O que fazer: Prossiga o texto de memórias sobre o cinema e a chegada do VHS, começando logo a seguir à última frase apresentada.

Excerto escolhido:
------------------------------
2009/05/24

Sinais dos Tempos

Vivemos numa época instantânea.

Numa altura em que tanto se fala sobre a legitimidade de descarregar conteúdos da Internet, da pirataria, dos direitos de autor, dei por mim a voltar ao passado... recordando-me como as coisas eram no século passado, na minha infância e adolescência ainda bem presentes na memória.

Antes de poder sequer sonhar com a ideia de que - qualquer dia - a hipótese de ter um computador em casa se tornaria possível, a minha ideia de tecnologia era o computador que existia onde o meu pai trabalhava.
Lembro-me de aquilo lá ter sido instalado com pompa e circunstância, com o seu monitor CRT de fósforo verde, a impressora matricial barulhenta a debitar papel perfurado, e as suas disquetes de 8". Oh oh! O tempo que eu passava a olhar para o "engenheiro" que lá teclava, a ver o cursos piscante saltitar de lado para lado...
Era muita tecnologia... e pior que tudo: completamente inacessível e indecifrável.
Já muito feliz ficava eu quando me davam uma ou outra impressão ASCII feita no papel contínuo, que pendurava orgulhosamente no meu quarto como se fosse a mais valiosa obra de arte.

Embora a TV já tivesse alguns programas interessantes, maravilha-me com as séries que os meus primos mais velhos me descreviam e que já não passavam na TV - séries com agentes secretos, séries de ficção - que acumulava com as séries que o meu pai me contava ver quando ia ao estrangeiro. Tudo coisas com as quais podia apenas imaginar. Imaginar que talvez - algum dia - pudessem passar novamente na TV, para que eu as pudesse ver.

Outro dos pontos altos eram as idas ao cinema. Tchii... que raio de vício me meteram logo desde chavalo.
Hoje atiram uma PSP ou Nintendo DS para as mãos de um puto, naquela altura o meu pai dava-me 50$00 para eu ir a um qualquer cinema cinema na baixa portuense. Caminhar não era problema, e tinha ali perto os Lumiére, o Trindade, Coliseu, Batalha, S.João, Águia D'Ouro, Passos Manuel, etc.
Via-se o que estreava, e as estreias dos filmes aguardados causavam enormes filas nas bilheteiras...

Mas, para isto não descambar num artigo cinematográfico que devia ir para o Um Dia Fui ao Cinema, o importante é que novamente me falavam de filmes que já tinham passado anteriormente... e com os quais eu sonhava algum dia poder ver.
Mais concretamente, lembro-me perfeitamente de ver o Star Wars: The Empire Strikes Back, e de ficar bastante triste quando me disseram que este era a continuação de um anterior... que só poderia ver caso algum cinema se lembrasse de o passar novamente.

De vez em quando isso lá acontecia... foi assim que pude ver o 2001: Odisseia no Espaço no cinema Foco, com apenas duas ou três pessoas a assistir. Mas na grande maioria... ou se via um filme na altura, ou então... nunca mais.


Tudo isso mudou com o surgimento dos leitores VHS e dos vídeo-clubes. De um momento para o outro, podiamos ver os filmes que queriamos, sem estarmos dependentes dos cinemas nem dos (dois) canais de televisão. Foi uma revolução!

Finalmente pude ver e rever filmes que guardava na minha lista de títulos acumulados durante os anos, que os meus amigos me diziam "tens que ver!"
------------------------------
Material fornecido:
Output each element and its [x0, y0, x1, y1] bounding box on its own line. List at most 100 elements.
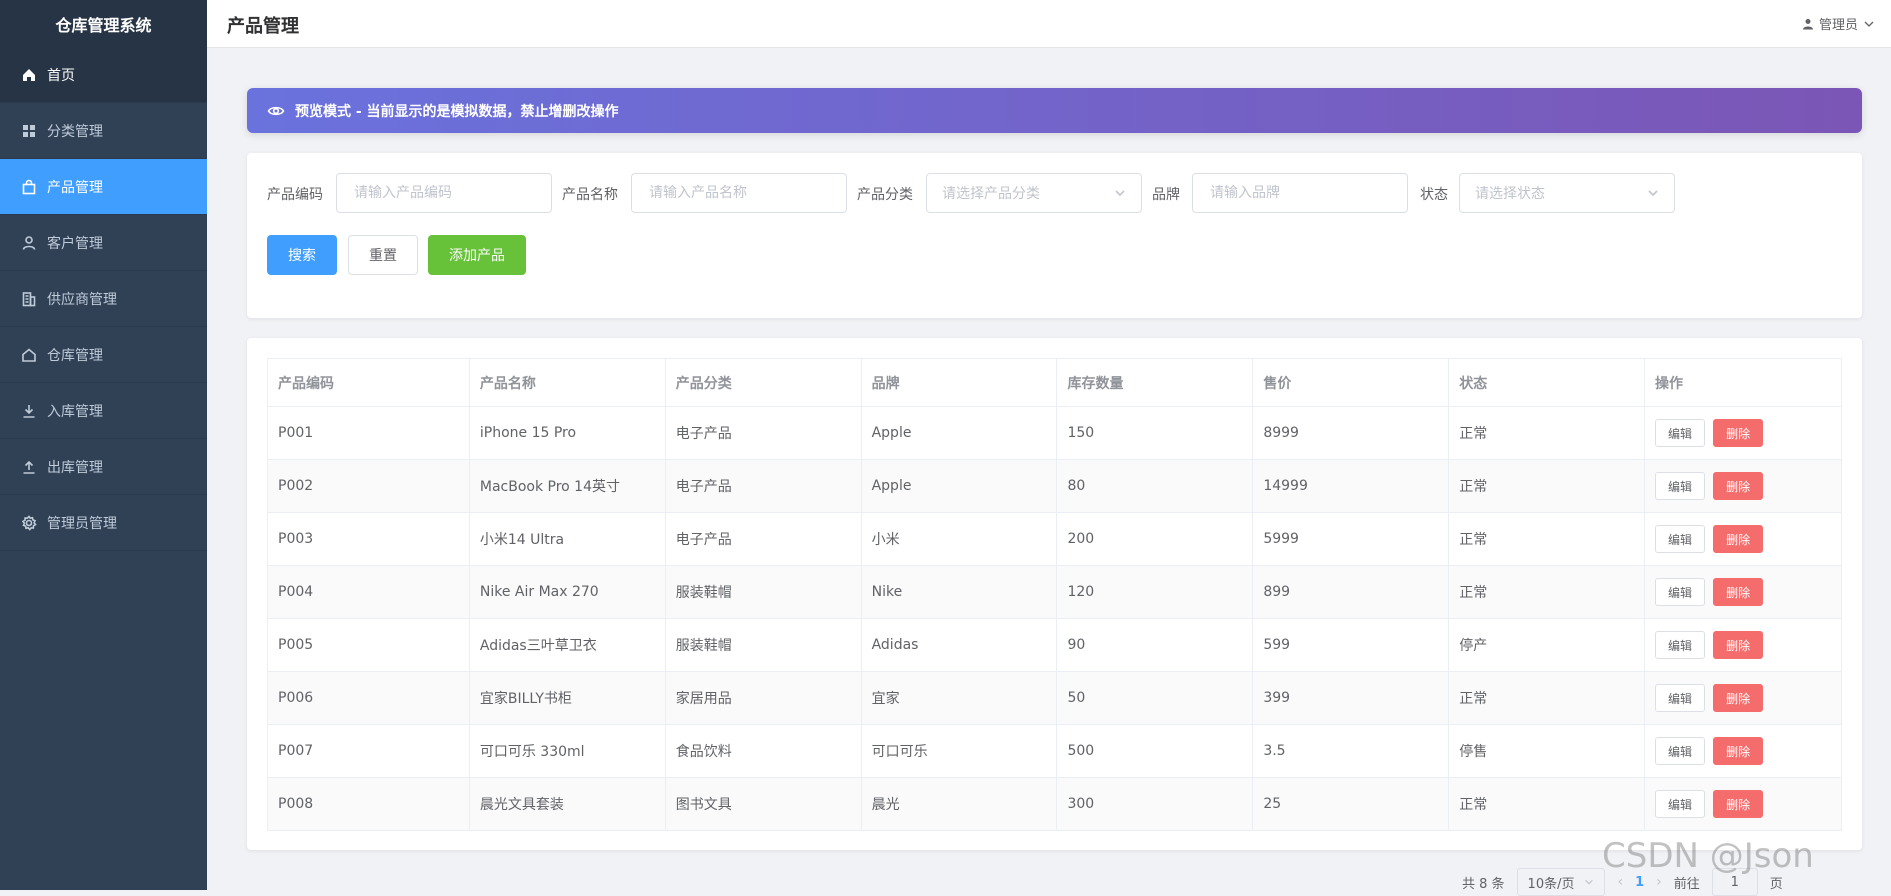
------------------------------
Resposta:
Os novos lançamentos eram ansiosamente reservados com semanas de antecedência nos vídeoclubes... e, dependendo do nível de confiança que se tinha com os donos ou empregados, por vezes lá os convencíamos a encomendar alguns filmes menos conhecidos.

Para quem tinha família no estrangeiro, tornou-se também possível passar a receber algumas "prendas"... foi assim que fiquei a conhecer o Knight Rider, e ver os Tranformers (animação) anos antes de passarem na TV nacional.

O mesmo acontecia também para a música... com a procura de certos albuns menos conhecidos a obrigarem ao conhecimento de certas lojas e pessoas, capazes de os encontrar e encomendar.

Claro que... tudo isso demorava tempo: dias, semanas, meses...


Voltemos à parte instantânea que escrevi na primeira frase.

Hoje em dia, tudo isso - filmes, música, livros, etc. - estão imediatamente acessíveis a qualquer pessoa com um computador. Quer por vias legais, com lojas tipo iTunes e outras, quer por vias ilegais.
Muitas vezes, mesmo que se queira pagar pelos conteúdos, estes não estão disponíveis: ou porque não estamos numa zona geográfica "correcta", ou porque o conteúdo que nos querem vender vem envenenado com DRM que o tornará inútil mais cedo ou mais tarde.
Daí que, na maior parte das vezes, a causa da pirataria que tanto se fala, acaba por ser unicamente... a não existência de outra alternativa.

Arranje-se forma de fornecer os conteúdos que os consumidores querem, *como* e *quando* eles quiserem... e o problema será drasticamente minimizado. Aproveite-se também para, de uma vez por todas, actualizar as partes das receitas que vão efectivamente para quem merece - como se justifica que um autor receba menos de 10% do lucro da sua criação, ficando a parte de leão para as editoras e distribuidoras?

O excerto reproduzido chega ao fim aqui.